DATA:
## START
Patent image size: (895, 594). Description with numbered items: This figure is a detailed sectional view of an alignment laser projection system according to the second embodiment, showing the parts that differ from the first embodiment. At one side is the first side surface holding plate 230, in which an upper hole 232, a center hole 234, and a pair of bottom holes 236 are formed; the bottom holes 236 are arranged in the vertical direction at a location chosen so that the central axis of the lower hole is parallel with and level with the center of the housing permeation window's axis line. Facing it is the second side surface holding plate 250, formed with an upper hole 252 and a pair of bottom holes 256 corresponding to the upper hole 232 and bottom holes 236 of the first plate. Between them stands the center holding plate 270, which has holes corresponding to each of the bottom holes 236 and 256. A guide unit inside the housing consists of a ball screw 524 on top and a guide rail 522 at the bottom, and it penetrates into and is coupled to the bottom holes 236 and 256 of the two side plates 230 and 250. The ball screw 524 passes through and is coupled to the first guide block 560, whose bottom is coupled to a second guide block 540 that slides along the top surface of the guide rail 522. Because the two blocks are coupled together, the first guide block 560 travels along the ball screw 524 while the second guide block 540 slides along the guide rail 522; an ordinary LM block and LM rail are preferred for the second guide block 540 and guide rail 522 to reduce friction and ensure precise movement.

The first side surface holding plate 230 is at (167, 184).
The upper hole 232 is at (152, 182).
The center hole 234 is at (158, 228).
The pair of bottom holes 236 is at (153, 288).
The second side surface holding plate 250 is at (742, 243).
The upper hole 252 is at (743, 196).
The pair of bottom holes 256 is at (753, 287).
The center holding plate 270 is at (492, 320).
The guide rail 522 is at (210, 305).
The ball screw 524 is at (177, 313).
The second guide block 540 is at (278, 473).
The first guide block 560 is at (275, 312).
## END
## START
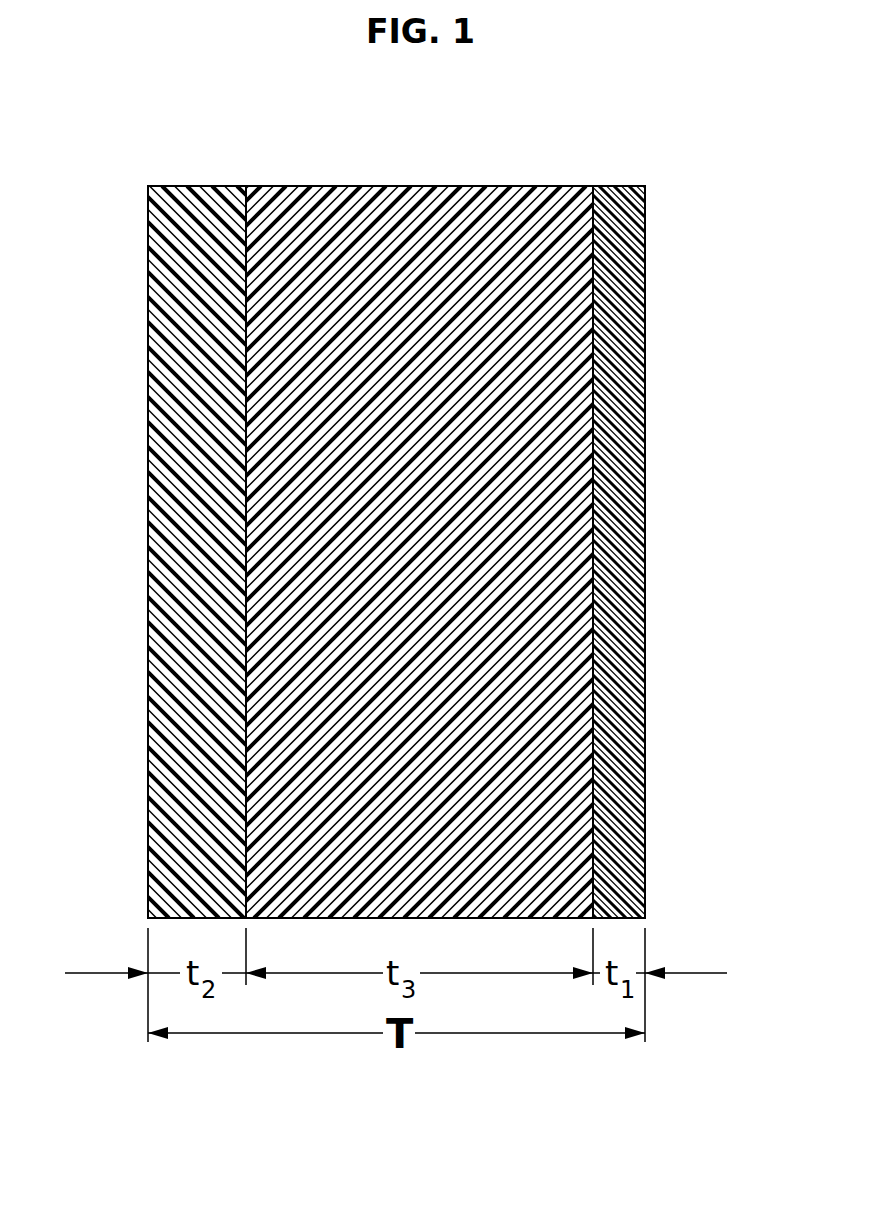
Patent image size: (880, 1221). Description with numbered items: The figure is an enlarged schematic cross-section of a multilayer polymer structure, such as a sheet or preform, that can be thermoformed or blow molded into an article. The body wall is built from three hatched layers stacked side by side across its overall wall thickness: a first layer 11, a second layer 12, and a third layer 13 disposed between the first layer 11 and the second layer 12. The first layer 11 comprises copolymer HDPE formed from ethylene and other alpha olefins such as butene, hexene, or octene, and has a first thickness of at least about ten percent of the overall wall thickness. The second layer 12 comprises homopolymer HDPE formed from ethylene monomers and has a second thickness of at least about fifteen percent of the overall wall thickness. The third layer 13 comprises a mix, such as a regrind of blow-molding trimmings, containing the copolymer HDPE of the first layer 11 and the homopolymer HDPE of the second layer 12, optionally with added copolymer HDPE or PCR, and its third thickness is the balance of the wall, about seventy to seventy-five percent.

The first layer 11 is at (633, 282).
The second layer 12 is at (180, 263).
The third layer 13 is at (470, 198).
## END
WHAT THIS TASK INVOLVES: Count the lines in the entries above that contain the word "third" with the same capitalization, and reply with the number alone.

RIGHT ANSWER: 2